- [Task description] Quote the full listing word for word.

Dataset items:
= = = = = = =

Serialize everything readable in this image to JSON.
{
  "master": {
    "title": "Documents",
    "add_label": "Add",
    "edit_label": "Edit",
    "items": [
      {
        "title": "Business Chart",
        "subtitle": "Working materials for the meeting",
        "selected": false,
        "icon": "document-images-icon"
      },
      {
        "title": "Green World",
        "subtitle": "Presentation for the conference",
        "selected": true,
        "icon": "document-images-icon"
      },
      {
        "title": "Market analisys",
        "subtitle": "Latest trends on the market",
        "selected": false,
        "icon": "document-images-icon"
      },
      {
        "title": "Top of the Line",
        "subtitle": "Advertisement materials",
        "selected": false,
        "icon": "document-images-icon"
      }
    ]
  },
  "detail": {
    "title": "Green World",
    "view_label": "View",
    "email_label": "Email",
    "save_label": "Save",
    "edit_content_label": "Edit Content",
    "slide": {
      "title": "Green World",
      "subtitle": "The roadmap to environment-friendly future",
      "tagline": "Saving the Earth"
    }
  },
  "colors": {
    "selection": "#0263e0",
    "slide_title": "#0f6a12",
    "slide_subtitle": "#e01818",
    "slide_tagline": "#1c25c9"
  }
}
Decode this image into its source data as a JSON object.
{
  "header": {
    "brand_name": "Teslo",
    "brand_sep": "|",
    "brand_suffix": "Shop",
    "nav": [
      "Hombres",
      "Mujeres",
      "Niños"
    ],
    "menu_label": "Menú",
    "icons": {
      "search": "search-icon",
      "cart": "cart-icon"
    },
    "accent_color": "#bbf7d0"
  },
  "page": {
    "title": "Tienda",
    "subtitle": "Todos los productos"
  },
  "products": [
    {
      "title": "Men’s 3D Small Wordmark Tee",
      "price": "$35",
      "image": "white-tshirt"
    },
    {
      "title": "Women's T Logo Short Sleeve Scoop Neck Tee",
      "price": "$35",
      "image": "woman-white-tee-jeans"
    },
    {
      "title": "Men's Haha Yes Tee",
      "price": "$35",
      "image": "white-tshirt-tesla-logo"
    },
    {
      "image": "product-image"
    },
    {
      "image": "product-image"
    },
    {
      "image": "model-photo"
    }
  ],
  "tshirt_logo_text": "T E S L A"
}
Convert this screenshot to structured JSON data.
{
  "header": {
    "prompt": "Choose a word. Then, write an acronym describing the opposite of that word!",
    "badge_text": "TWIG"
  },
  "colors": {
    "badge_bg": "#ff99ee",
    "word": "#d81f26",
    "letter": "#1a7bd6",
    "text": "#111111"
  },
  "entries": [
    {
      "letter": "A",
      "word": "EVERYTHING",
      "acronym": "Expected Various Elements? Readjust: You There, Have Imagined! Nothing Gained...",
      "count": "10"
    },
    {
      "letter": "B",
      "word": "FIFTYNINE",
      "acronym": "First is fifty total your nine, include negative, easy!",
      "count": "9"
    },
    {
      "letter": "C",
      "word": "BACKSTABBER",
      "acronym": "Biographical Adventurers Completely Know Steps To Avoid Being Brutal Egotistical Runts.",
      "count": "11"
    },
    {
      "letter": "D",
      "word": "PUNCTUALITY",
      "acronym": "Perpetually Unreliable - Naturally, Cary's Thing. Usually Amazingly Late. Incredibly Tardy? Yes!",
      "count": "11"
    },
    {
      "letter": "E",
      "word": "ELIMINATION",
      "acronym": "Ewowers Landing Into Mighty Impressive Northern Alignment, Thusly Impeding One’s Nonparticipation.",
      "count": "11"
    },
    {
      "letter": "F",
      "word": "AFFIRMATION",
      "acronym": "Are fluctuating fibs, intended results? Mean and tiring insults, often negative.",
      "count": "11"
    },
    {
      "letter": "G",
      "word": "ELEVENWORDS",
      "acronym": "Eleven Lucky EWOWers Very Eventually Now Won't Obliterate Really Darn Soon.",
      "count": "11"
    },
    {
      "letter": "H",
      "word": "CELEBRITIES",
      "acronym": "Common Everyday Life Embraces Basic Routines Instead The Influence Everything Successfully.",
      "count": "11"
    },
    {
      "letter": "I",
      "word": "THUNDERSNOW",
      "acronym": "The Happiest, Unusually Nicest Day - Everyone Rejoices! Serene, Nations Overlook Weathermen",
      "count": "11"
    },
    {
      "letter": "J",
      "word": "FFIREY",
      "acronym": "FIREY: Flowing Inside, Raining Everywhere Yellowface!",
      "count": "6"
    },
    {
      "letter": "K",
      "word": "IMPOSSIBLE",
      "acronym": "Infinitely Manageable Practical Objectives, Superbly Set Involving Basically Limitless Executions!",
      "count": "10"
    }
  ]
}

= = = = = = =

- [Solution to this task]
Serialize everything readable in this image to JSON.
{
  "master": {
    "title": "Documents",
    "add_label": "Add",
    "edit_label": "Edit",
    "items": [
      {
        "title": "Business Chart",
        "subtitle": "Working materials for the meeting",
        "selected": false,
        "icon": "document-images-icon"
      },
      {
        "title": "Green World",
        "subtitle": "Presentation for the conference",
        "selected": true,
        "icon": "document-images-icon"
      },
      {
        "title": "Market analisys",
        "subtitle": "Latest trends on the market",
        "selected": false,
        "icon": "document-images-icon"
      },
      {
        "title": "Top of the Line",
        "subtitle": "Advertisement materials",
        "selected": false,
        "icon": "document-images-icon"
      }
    ]
  },
  "detail": {
    "title": "Green World",
    "view_label": "View",
    "email_label": "Email",
    "save_label": "Save",
    "edit_content_label": "Edit Content",
    "slide": {
      "title": "Green World",
      "subtitle": "The roadmap to environment-friendly future",
      "tagline": "Saving the Earth"
    }
  },
  "colors": {
    "selection": "#0263e0",
    "slide_title": "#0f6a12",
    "slide_subtitle": "#e01818",
    "slide_tagline": "#1c25c9"
  }
}
Decode this image into its source data as a JSON object.
{
  "header": {
    "brand_name": "Teslo",
    "brand_sep": "|",
    "brand_suffix": "Shop",
    "nav": [
      "Hombres",
      "Mujeres",
      "Niños"
    ],
    "menu_label": "Menú",
    "icons": {
      "search": "search-icon",
      "cart": "cart-icon"
    },
    "accent_color": "#bbf7d0"
  },
  "page": {
    "title": "Tienda",
    "subtitle": "Todos los productos"
  },
  "products": [
    {
      "title": "Men’s 3D Small Wordmark Tee",
      "price": "$35",
      "image": "white-tshirt"
    },
    {
      "title": "Women's T Logo Short Sleeve Scoop Neck Tee",
      "price": "$35",
      "image": "woman-white-tee-jeans"
    },
    {
      "title": "Men's Haha Yes Tee",
      "price": "$35",
      "image": "white-tshirt-tesla-logo"
    },
    {
      "image": "product-image"
    },
    {
      "image": "product-image"
    },
    {
      "image": "model-photo"
    }
  ],
  "tshirt_logo_text": "T E S L A"
}
Convert this screenshot to structured JSON data.
{
  "header": {
    "prompt": "Choose a word. Then, write an acronym describing the opposite of that word!",
    "badge_text": "TWIG"
  },
  "colors": {
    "badge_bg": "#ff99ee",
    "word": "#d81f26",
    "letter": "#1a7bd6",
    "text": "#111111"
  },
  "entries": [
    {
      "letter": "A",
      "word": "EVERYTHING",
      "acronym": "Expected Various Elements? Readjust: You There, Have Imagined! Nothing Gained...",
      "count": "10"
    },
    {
      "letter": "B",
      "word": "FIFTYNINE",
      "acronym": "First is fifty total your nine, include negative, easy!",
      "count": "9"
    },
    {
      "letter": "C",
      "word": "BACKSTABBER",
      "acronym": "Biographical Adventurers Completely Know Steps To Avoid Being Brutal Egotistical Runts.",
      "count": "11"
    },
    {
      "letter": "D",
      "word": "PUNCTUALITY",
      "acronym": "Perpetually Unreliable - Naturally, Cary's Thing. Usually Amazingly Late. Incredibly Tardy? Yes!",
      "count": "11"
    },
    {
      "letter": "E",
      "word": "ELIMINATION",
      "acronym": "Ewowers Landing Into Mighty Impressive Northern Alignment, Thusly Impeding One’s Nonparticipation.",
      "count": "11"
    },
    {
      "letter": "F",
      "word": "AFFIRMATION",
      "acronym": "Are fluctuating fibs, intended results? Mean and tiring insults, often negative.",
      "count": "11"
    },
    {
      "letter": "G",
      "word": "ELEVENWORDS",
      "acronym": "Eleven Lucky EWOWers Very Eventually Now Won't Obliterate Really Darn Soon.",
      "count": "11"
    },
    {
      "letter": "H",
      "word": "CELEBRITIES",
      "acronym": "Common Everyday Life Embraces Basic Routines Instead The Influence Everything Successfully.",
      "count": "11"
    },
    {
      "letter": "I",
      "word": "THUNDERSNOW",
      "acronym": "The Happiest, Unusually Nicest Day - Everyone Rejoices! Serene, Nations Overlook Weathermen",
      "count": "11"
    },
    {
      "letter": "J",
      "word": "FFIREY",
      "acronym": "FIREY: Flowing Inside, Raining Everywhere Yellowface!",
      "count": "6"
    },
    {
      "letter": "K",
      "word": "IMPOSSIBLE",
      "acronym": "Infinitely Manageable Practical Objectives, Superbly Set Involving Basically Limitless Executions!",
      "count": "10"
    }
  ]
}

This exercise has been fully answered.